• [Dataset content]:
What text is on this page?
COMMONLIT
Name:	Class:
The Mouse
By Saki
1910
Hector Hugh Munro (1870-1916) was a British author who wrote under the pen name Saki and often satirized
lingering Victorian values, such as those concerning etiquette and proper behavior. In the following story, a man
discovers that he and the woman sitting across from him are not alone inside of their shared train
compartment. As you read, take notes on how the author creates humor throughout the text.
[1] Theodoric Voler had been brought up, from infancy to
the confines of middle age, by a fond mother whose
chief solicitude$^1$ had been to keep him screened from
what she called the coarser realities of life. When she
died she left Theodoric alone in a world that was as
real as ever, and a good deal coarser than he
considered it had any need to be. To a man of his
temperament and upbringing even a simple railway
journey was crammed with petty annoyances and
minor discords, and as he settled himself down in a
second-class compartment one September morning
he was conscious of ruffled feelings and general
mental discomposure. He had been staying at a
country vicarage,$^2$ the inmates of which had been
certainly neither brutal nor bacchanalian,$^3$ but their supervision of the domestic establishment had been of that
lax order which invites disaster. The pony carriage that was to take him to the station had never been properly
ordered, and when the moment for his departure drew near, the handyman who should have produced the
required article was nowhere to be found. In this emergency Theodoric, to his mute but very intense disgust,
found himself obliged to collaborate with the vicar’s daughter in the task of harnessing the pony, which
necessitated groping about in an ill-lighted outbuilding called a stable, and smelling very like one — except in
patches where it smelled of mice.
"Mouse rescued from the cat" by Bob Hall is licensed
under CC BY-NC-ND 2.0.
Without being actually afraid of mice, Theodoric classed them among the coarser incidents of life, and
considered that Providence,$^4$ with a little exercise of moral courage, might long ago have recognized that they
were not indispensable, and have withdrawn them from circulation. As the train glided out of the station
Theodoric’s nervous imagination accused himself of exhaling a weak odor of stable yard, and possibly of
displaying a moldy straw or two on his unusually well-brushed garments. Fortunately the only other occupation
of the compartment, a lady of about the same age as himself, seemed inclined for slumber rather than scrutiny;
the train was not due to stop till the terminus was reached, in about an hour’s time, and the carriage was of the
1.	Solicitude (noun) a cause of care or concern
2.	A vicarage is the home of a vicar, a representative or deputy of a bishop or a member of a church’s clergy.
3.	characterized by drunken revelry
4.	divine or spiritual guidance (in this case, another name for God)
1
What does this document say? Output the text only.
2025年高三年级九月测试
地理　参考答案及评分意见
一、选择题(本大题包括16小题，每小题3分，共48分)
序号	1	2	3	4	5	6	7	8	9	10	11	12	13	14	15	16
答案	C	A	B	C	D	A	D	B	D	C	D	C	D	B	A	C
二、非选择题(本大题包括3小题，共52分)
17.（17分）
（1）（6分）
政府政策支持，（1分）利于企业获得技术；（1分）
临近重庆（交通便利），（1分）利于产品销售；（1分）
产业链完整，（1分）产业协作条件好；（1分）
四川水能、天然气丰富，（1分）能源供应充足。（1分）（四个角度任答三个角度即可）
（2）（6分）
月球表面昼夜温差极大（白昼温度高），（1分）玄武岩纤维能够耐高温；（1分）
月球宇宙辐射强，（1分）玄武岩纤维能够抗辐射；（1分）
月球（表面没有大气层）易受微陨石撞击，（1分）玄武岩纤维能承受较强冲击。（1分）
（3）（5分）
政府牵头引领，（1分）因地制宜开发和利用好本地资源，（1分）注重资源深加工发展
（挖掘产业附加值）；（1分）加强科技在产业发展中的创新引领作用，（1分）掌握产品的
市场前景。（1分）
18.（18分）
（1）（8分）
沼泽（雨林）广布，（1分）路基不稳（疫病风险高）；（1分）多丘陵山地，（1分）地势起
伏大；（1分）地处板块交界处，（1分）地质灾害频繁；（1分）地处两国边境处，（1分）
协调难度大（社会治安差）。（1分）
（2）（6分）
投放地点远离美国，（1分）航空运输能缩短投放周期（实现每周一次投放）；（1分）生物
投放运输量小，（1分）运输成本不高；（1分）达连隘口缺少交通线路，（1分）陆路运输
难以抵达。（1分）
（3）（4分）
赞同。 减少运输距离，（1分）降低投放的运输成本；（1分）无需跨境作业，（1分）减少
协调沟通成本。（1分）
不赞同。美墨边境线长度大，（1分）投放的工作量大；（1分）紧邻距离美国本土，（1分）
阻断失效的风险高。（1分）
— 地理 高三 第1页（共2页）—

• [Description of the task]: Your task is to list each line of the records with the word "life".

• [Full response]:
what she called the coarser realities of life. When she
Without being actually afraid of mice, Theodoric classed them among the coarser incidents of life, and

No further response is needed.